■ BRANO DA LEGGERE
Il gioco del Calcio è lo sport nazionale per eccellenza non solo in Italia; l'unico che unisce in un comune sentimento di entusiasmo e partecipazione tutte le fasce sociali e che riesce ad inchiodare l'attenzione ben prima e ben dopo l'ora e mezza di durata della partita. Che sia il mezzo televisivo o la visione diretta a comunicare le immagini del gioco, l'eccitazione del pubblico si mantiene sempre ad un livello molto alto e la tensione quasi mai si acquieta con la fine del gioco ma lo trascende e ha modo di scaricarsi, a volte molto lentamente, nelle strade cittadine, coinvolgendo anche chi l'incontro agonistico non l'ha guardato. E' un gioco che, proiettato oltre gli Stadi ufficiali, si reinventa quotidianamente nelle migliaia di campi sportivi più o meno improvvisati, nelle scuole e nei cortili delle case, ovunque si ritrovino un gruppo di ragazzi intorno ad un pallone.
L'intramontabile fascino del gioco del Calcio si concentra su due elementi fondamentali, uno piccolo ma di grande attrazione, il pallone, l'altro enorme e dominante, lo stadio. Tra questi due termini, minimo e massimo, si collocano i giocatori e il pubblico dei tifosi, i primi animano attivamente il gioco, i secondi seguono i movimenti dei primi senza perderli di vista un istante, li incitano ed è come se li sospingessero con la loro fortissima carica emotiva. Un tifoso non è solo un osservatore ma, nel sentimento collettivo di partecipazione all'evento sportivo, diventa un corpo e un'anima sola con i giocatori ed è come se anche lui, solo o insieme a tanti non importa, riesca a determinare le sorti agonistiche. Questo fenomeno sociale, sebbene antico, almeno dai primi decenni del secolo scorso fa parte integrante del nostro universo quotidiano, delle manie collettive, dei bisogni primari di molti di noi. Registrare questo fenomeno, con lo spirito di con-partecipazione, con la serena ottica dell'interesse culturale, con l'acuta indagine della curiosità è la sfida che hanno lanciato, nel tempo, giornalisti, fotografi, sociologi, filosofi, letterati ed anche ... artisti. E perché no, dal momento che l'arte, volutamente o inconsciamente, elabora, interpreta e trasmette tutti gli elementi di novità, di trasgressione, di alienazione e di immedesimazione collettiva? E si può anche ricordare che sono stati proprio gli artisti i primi "reporter sportivi" e che, senza voler risalire all'antica Grecia, nell'Italia rinascimentale sono stati gli artisti a rappresentare con disegni ed incisioni le regole, che piano piano si venivano a codificare, del gioco del pallone1.

■ Dati di annotazione dei riquadri
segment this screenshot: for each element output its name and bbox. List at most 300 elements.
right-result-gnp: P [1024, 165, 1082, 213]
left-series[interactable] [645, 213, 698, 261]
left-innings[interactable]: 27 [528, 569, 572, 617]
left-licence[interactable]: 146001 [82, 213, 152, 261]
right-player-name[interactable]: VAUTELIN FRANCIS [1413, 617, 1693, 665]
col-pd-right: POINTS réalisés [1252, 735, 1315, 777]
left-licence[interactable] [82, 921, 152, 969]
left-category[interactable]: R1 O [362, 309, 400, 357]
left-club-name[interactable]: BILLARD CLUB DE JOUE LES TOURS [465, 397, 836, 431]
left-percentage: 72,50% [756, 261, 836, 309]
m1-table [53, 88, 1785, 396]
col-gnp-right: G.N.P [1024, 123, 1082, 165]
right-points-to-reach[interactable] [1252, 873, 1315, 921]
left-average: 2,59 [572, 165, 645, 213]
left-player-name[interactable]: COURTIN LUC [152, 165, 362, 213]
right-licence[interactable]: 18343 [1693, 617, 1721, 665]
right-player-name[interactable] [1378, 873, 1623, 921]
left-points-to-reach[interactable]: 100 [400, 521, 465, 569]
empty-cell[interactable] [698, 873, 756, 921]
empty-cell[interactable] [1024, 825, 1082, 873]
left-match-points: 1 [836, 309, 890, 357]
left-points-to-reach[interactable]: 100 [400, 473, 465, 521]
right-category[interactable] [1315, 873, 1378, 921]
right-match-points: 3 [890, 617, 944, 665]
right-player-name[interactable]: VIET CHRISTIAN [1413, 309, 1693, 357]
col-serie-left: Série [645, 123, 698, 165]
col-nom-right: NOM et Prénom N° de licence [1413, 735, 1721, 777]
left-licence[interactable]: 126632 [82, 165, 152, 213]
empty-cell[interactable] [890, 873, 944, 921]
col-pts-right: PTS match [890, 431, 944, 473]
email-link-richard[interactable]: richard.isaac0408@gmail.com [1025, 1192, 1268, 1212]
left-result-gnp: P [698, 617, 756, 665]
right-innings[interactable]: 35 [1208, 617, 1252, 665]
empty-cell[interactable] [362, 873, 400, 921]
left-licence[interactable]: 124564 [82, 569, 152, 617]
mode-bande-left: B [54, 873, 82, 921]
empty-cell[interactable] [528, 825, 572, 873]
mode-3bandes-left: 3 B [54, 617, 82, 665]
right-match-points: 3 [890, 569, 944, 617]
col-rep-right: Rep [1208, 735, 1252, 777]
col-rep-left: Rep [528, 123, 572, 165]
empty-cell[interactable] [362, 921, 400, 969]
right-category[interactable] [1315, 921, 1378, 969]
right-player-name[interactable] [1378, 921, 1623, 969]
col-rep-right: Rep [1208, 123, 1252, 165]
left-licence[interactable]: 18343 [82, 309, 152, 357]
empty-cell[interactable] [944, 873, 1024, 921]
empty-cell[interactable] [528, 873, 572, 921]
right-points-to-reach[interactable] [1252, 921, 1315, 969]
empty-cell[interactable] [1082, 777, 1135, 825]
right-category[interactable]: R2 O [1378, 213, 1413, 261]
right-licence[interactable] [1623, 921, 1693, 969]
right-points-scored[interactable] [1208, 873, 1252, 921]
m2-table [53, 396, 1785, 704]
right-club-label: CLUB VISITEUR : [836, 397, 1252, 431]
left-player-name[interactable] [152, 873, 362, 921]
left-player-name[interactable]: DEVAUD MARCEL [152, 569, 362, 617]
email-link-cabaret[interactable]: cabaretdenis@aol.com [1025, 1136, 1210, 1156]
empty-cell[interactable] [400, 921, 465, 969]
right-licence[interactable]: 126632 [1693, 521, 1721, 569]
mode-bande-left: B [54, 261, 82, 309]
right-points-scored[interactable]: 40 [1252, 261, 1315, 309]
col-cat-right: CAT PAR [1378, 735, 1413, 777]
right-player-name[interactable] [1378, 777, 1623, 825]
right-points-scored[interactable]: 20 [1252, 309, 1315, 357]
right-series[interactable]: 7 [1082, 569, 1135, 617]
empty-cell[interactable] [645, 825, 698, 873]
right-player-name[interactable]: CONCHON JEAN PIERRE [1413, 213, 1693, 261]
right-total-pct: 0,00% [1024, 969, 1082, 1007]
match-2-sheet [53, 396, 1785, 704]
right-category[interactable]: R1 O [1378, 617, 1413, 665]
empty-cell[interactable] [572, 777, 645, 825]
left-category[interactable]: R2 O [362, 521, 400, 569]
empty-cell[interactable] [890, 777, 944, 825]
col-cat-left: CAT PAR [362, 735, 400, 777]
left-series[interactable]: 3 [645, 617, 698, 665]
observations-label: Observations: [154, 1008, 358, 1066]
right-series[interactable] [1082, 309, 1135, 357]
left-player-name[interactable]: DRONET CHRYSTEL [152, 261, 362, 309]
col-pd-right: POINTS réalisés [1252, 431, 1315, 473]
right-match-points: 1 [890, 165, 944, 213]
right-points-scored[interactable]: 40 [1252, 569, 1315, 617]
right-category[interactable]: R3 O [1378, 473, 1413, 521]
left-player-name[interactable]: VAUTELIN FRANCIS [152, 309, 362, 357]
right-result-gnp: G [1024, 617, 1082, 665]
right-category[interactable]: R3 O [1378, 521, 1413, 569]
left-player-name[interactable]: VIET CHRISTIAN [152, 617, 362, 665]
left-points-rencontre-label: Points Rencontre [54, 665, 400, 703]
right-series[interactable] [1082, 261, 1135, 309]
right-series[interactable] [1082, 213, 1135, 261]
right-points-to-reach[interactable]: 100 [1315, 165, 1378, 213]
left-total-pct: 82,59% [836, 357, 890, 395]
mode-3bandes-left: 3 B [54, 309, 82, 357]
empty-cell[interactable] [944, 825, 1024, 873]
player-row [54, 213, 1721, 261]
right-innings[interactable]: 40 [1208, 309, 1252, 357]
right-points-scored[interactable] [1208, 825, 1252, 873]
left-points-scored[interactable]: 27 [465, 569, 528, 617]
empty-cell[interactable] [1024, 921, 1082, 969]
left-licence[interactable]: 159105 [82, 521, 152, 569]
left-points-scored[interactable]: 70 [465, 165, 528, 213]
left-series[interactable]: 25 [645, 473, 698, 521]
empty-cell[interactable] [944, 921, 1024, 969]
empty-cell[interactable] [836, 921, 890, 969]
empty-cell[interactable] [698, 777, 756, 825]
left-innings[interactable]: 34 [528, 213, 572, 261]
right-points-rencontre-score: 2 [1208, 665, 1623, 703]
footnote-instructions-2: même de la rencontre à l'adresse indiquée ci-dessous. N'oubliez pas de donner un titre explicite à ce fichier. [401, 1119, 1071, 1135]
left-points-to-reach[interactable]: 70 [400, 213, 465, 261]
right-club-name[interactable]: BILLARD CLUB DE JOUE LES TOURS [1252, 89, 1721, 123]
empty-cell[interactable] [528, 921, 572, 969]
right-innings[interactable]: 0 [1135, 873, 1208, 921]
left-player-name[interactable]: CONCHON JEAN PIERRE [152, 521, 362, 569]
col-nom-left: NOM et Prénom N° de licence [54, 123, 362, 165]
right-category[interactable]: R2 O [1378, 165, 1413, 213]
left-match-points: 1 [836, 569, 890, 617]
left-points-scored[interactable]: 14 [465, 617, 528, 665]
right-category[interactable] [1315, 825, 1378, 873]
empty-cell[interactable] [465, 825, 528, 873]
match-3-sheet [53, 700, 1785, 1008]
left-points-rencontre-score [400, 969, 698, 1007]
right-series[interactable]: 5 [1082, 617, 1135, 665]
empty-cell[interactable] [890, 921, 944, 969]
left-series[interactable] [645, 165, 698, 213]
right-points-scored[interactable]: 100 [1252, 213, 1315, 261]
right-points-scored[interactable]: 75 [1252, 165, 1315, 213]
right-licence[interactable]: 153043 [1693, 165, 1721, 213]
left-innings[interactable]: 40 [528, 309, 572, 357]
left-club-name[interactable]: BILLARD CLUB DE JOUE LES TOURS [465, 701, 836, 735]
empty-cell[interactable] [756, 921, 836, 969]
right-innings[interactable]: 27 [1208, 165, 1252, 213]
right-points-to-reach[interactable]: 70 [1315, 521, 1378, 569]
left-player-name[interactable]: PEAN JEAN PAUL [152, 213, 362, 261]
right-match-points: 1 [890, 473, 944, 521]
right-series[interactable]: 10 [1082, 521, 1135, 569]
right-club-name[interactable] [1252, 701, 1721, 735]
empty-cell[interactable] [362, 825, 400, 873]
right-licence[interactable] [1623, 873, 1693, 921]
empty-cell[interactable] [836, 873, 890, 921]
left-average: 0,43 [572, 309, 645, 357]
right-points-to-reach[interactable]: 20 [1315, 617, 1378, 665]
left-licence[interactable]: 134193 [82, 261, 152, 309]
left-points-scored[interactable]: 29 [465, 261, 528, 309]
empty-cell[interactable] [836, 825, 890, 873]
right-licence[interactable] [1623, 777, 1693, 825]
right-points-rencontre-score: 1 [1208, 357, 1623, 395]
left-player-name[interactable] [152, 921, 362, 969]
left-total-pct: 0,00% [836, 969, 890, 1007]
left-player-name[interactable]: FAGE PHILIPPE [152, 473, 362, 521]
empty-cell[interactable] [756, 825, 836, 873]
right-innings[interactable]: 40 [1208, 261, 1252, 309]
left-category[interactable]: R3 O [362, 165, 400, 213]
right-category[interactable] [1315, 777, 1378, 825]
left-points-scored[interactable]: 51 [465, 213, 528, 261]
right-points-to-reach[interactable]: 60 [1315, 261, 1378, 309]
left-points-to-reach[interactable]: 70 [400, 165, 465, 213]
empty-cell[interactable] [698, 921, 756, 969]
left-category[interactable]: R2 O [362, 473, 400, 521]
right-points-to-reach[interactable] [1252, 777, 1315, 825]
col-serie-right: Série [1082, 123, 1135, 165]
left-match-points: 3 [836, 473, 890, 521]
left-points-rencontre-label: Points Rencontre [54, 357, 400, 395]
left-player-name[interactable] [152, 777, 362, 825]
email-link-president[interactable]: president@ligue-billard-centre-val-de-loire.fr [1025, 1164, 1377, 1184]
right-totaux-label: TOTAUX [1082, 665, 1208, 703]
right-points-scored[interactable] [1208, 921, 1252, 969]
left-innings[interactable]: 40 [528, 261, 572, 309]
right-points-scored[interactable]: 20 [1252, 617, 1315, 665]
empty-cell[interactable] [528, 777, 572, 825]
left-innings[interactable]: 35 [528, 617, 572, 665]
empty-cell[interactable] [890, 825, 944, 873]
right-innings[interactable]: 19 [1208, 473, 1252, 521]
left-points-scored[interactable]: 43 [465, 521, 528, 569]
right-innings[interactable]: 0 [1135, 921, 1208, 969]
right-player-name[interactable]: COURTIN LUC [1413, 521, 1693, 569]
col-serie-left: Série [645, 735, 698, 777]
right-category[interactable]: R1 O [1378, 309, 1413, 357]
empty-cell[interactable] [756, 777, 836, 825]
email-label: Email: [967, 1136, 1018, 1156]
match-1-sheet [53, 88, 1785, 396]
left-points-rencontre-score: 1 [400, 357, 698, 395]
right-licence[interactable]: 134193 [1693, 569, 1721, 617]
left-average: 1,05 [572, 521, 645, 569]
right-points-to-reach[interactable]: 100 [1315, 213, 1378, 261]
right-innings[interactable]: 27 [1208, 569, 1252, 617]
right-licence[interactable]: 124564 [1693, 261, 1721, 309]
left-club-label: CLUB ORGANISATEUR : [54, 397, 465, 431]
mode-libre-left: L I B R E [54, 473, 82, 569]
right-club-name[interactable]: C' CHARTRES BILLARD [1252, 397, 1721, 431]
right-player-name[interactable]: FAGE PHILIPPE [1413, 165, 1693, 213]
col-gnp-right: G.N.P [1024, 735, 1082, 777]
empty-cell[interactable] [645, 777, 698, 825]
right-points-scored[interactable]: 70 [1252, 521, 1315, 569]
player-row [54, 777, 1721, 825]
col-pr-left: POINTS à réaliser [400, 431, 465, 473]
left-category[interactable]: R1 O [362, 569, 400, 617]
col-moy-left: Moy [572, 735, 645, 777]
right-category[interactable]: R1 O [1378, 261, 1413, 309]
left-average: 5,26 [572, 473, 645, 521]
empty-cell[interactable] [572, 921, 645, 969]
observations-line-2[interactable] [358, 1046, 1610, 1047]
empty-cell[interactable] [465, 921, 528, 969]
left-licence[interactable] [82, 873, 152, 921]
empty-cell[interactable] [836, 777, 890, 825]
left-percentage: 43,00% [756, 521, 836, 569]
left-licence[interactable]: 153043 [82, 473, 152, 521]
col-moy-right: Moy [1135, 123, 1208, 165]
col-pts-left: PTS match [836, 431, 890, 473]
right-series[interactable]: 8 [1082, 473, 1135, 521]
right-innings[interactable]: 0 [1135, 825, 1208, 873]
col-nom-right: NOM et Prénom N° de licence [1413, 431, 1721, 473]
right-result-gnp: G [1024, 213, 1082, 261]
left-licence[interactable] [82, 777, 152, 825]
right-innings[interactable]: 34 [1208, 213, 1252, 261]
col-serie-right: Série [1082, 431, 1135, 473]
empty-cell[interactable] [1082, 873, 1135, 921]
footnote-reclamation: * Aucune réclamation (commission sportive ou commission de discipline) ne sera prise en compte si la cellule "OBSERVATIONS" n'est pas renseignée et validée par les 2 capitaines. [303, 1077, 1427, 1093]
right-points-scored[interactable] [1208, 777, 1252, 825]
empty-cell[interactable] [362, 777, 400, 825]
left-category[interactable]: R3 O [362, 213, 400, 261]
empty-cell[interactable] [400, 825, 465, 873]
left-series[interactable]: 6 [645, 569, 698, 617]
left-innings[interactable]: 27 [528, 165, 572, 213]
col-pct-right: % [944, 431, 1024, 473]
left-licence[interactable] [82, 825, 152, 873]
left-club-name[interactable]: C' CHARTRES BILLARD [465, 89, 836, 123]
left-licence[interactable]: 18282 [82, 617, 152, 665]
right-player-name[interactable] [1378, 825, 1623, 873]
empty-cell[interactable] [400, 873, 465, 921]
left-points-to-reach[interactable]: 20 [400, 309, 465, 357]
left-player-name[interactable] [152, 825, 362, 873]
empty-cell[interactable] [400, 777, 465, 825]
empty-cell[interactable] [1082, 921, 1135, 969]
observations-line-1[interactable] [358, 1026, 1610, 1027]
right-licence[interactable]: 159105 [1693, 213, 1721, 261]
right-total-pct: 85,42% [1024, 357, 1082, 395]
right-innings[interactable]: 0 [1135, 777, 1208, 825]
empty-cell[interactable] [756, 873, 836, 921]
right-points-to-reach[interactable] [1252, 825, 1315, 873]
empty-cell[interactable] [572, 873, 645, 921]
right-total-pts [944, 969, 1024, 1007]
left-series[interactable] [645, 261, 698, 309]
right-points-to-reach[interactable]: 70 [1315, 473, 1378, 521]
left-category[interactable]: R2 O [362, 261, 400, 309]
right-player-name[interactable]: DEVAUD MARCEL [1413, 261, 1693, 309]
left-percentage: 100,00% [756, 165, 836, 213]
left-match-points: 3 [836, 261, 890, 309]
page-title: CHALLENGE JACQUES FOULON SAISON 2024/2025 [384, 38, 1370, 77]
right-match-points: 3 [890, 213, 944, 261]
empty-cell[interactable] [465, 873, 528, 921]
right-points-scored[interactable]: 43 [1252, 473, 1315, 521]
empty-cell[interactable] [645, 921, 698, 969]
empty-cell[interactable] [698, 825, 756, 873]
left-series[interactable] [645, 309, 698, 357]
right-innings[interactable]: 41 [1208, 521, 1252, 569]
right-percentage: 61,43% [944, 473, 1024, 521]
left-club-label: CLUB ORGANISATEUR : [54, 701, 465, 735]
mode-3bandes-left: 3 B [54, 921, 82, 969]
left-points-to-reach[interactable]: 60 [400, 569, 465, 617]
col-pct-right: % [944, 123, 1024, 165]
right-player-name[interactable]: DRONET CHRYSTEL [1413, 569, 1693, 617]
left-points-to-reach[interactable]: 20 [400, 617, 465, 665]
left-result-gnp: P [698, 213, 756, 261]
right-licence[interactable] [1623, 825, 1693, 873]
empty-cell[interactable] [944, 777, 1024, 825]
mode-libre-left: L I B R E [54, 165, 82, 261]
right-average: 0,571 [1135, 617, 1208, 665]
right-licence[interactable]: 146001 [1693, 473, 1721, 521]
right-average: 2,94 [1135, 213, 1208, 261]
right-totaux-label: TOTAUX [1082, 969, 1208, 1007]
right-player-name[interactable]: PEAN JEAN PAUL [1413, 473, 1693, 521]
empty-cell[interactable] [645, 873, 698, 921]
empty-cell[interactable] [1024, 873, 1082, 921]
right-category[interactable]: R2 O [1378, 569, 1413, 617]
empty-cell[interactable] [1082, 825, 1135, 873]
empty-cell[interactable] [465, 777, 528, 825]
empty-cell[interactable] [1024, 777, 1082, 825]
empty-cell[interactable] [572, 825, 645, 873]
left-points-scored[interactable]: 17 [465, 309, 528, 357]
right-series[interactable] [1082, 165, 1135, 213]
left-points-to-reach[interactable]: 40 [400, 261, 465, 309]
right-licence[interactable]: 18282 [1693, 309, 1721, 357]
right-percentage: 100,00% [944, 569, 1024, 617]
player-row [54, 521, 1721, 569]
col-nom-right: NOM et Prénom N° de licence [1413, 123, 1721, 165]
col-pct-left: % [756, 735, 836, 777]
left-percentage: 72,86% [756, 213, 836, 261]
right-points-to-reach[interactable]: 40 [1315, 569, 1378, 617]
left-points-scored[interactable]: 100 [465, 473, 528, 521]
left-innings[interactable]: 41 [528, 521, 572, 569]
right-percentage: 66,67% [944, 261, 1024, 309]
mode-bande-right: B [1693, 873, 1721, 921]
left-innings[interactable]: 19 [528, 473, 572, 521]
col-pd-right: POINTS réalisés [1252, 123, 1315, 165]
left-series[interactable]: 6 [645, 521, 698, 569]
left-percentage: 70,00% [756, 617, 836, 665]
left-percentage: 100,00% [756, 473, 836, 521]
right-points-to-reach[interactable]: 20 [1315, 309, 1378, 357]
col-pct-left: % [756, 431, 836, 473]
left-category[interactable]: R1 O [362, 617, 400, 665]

■ DA FARE
Trascrivi senza modifiche una parte del brano sul gioco del calcio: parti dalle parole "Il gioco del" e fermati dopo "ad un pallone.".

■ RISPOSTA
Il gioco del Calcio è lo sport nazionale per eccellenza non solo in Italia; l'unico che unisce in un comune sentimento di entusiasmo e partecipazione tutte le fasce sociali e che riesce ad inchiodare l'attenzione ben prima e ben dopo l'ora e mezza di durata della partita. Che sia il mezzo televisivo o la visione diretta a comunicare le immagini del gioco, l'eccitazione del pubblico si mantiene sempre ad un livello molto alto e la tensione quasi mai si acquieta con la fine del gioco ma lo trascende e ha modo di scaricarsi, a volte molto lentamente, nelle strade cittadine, coinvolgendo anche chi l'incontro agonistico non l'ha guardato. E' un gioco che, proiettato oltre gli Stadi ufficiali, si reinventa quotidianamente nelle migliaia di campi sportivi più o meno improvvisati, nelle scuole e nei cortili delle case, ovunque si ritrovino un gruppo di ragazzi intorno ad un pallone.